All records below must be retyped exactly.
BEGIN MATERIAL FOR THE TASK
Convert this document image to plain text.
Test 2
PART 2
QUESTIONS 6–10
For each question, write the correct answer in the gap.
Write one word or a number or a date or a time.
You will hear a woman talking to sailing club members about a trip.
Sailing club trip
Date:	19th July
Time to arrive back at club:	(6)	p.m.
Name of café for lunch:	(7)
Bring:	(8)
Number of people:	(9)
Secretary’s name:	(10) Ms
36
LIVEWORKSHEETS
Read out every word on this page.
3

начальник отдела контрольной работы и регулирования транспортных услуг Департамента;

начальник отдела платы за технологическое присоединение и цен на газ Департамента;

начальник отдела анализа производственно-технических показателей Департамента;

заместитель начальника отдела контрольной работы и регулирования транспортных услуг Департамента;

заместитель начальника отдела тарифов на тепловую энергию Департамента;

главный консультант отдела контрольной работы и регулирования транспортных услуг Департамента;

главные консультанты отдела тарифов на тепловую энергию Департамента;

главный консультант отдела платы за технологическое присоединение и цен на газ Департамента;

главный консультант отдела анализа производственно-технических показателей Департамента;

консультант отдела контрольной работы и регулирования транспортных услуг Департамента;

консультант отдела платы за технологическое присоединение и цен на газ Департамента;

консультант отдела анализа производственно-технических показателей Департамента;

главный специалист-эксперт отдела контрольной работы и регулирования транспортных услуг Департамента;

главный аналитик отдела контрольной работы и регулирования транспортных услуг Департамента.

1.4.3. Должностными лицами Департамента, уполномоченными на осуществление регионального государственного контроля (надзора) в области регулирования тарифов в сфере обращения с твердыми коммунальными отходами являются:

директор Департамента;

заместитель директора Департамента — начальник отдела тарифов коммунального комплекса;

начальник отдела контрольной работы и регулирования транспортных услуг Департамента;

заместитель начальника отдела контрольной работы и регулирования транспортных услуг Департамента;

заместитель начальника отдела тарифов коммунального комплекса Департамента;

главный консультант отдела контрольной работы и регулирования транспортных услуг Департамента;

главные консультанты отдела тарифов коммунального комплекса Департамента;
END MATERIAL FOR THE TASK
[RESULT OF THIS TASK]
Convert this document image to plain text.
Test 2
PART 2
QUESTIONS 6–10
For each question, write the correct answer in the gap.
Write one word or a number or a date or a time.
You will hear a woman talking to sailing club members about a trip.
Sailing club trip
Date:	19th July
Time to arrive back at club:	(6)	p.m.
Name of café for lunch:	(7)
Bring:	(8)
Number of people:	(9)
Secretary’s name:	(10) Ms
36
LIVEWORKSHEETS
Read out every word on this page.
3

начальник отдела контрольной работы и регулирования транспортных услуг Департамента;

начальник отдела платы за технологическое присоединение и цен на газ Департамента;

начальник отдела анализа производственно-технических показателей Департамента;

заместитель начальника отдела контрольной работы и регулирования транспортных услуг Департамента;

заместитель начальника отдела тарифов на тепловую энергию Департамента;

главный консультант отдела контрольной работы и регулирования транспортных услуг Департамента;

главные консультанты отдела тарифов на тепловую энергию Департамента;

главный консультант отдела платы за технологическое присоединение и цен на газ Департамента;

главный консультант отдела анализа производственно-технических показателей Департамента;

консультант отдела контрольной работы и регулирования транспортных услуг Департамента;

консультант отдела платы за технологическое присоединение и цен на газ Департамента;

консультант отдела анализа производственно-технических показателей Департамента;

главный специалист-эксперт отдела контрольной работы и регулирования транспортных услуг Департамента;

главный аналитик отдела контрольной работы и регулирования транспортных услуг Департамента.

1.4.3. Должностными лицами Департамента, уполномоченными на осуществление регионального государственного контроля (надзора) в области регулирования тарифов в сфере обращения с твердыми коммунальными отходами являются:

директор Департамента;

заместитель директора Департамента — начальник отдела тарифов коммунального комплекса;

начальник отдела контрольной работы и регулирования транспортных услуг Департамента;

заместитель начальника отдела контрольной работы и регулирования транспортных услуг Департамента;

заместитель начальника отдела тарифов коммунального комплекса Департамента;

главный консультант отдела контрольной работы и регулирования транспортных услуг Департамента;

главные консультанты отдела тарифов коммунального комплекса Департамента;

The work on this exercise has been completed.